--- begin ---

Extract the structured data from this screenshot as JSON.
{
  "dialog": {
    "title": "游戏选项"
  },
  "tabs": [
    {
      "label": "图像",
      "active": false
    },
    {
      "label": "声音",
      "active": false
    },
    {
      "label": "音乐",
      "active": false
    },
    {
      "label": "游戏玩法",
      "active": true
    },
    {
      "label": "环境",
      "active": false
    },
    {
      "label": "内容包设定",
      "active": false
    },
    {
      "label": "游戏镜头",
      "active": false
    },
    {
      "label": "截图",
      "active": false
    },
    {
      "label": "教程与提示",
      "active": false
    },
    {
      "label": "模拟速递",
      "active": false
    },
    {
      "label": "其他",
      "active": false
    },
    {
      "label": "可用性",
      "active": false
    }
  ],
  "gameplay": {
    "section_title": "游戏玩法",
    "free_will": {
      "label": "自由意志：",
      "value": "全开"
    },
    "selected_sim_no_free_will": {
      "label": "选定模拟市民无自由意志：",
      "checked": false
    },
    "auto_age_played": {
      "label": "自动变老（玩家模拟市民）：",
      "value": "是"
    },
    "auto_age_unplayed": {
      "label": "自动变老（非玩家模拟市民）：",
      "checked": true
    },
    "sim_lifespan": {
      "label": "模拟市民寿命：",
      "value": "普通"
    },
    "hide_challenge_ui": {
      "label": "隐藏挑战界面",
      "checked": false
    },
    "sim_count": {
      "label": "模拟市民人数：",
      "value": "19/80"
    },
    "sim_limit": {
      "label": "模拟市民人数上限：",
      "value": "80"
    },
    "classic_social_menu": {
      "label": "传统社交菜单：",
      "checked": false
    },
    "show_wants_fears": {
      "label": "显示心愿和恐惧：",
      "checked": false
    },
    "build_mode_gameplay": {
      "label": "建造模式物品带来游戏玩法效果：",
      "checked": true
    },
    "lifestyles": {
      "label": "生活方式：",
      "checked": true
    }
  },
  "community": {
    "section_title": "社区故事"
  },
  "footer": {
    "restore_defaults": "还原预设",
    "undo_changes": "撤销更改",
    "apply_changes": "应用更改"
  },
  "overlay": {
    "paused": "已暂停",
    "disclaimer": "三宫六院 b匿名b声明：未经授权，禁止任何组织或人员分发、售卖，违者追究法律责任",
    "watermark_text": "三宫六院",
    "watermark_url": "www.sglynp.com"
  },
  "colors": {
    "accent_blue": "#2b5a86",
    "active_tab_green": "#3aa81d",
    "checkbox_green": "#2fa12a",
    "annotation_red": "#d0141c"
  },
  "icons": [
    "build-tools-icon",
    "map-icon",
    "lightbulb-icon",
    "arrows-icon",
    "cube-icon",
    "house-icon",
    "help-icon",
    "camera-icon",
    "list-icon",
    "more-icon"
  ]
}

--- end ---

§ **Exercise goal**: Output every entry shown above, exactly.

§ **Written reply**:
Extract the structured data from this screenshot as JSON.
{
  "dialog": {
    "title": "游戏选项"
  },
  "tabs": [
    {
      "label": "图像",
      "active": false
    },
    {
      "label": "声音",
      "active": false
    },
    {
      "label": "音乐",
      "active": false
    },
    {
      "label": "游戏玩法",
      "active": true
    },
    {
      "label": "环境",
      "active": false
    },
    {
      "label": "内容包设定",
      "active": false
    },
    {
      "label": "游戏镜头",
      "active": false
    },
    {
      "label": "截图",
      "active": false
    },
    {
      "label": "教程与提示",
      "active": false
    },
    {
      "label": "模拟速递",
      "active": false
    },
    {
      "label": "其他",
      "active": false
    },
    {
      "label": "可用性",
      "active": false
    }
  ],
  "gameplay": {
    "section_title": "游戏玩法",
    "free_will": {
      "label": "自由意志：",
      "value": "全开"
    },
    "selected_sim_no_free_will": {
      "label": "选定模拟市民无自由意志：",
      "checked": false
    },
    "auto_age_played": {
      "label": "自动变老（玩家模拟市民）：",
      "value": "是"
    },
    "auto_age_unplayed": {
      "label": "自动变老（非玩家模拟市民）：",
      "checked": true
    },
    "sim_lifespan": {
      "label": "模拟市民寿命：",
      "value": "普通"
    },
    "hide_challenge_ui": {
      "label": "隐藏挑战界面",
      "checked": false
    },
    "sim_count": {
      "label": "模拟市民人数：",
      "value": "19/80"
    },
    "sim_limit": {
      "label": "模拟市民人数上限：",
      "value": "80"
    },
    "classic_social_menu": {
      "label": "传统社交菜单：",
      "checked": false
    },
    "show_wants_fears": {
      "label": "显示心愿和恐惧：",
      "checked": false
    },
    "build_mode_gameplay": {
      "label": "建造模式物品带来游戏玩法效果：",
      "checked": true
    },
    "lifestyles": {
      "label": "生活方式：",
      "checked": true
    }
  },
  "community": {
    "section_title": "社区故事"
  },
  "footer": {
    "restore_defaults": "还原预设",
    "undo_changes": "撤销更改",
    "apply_changes": "应用更改"
  },
  "overlay": {
    "paused": "已暂停",
    "disclaimer": "三宫六院 b匿名b声明：未经授权，禁止任何组织或人员分发、售卖，违者追究法律责任",
    "watermark_text": "三宫六院",
    "watermark_url": "www.sglynp.com"
  },
  "colors": {
    "accent_blue": "#2b5a86",
    "active_tab_green": "#3aa81d",
    "checkbox_green": "#2fa12a",
    "annotation_red": "#d0141c"
  },
  "icons": [
    "build-tools-icon",
    "map-icon",
    "lightbulb-icon",
    "arrows-icon",
    "cube-icon",
    "house-icon",
    "help-icon",
    "camera-icon",
    "list-icon",
    "more-icon"
  ]
}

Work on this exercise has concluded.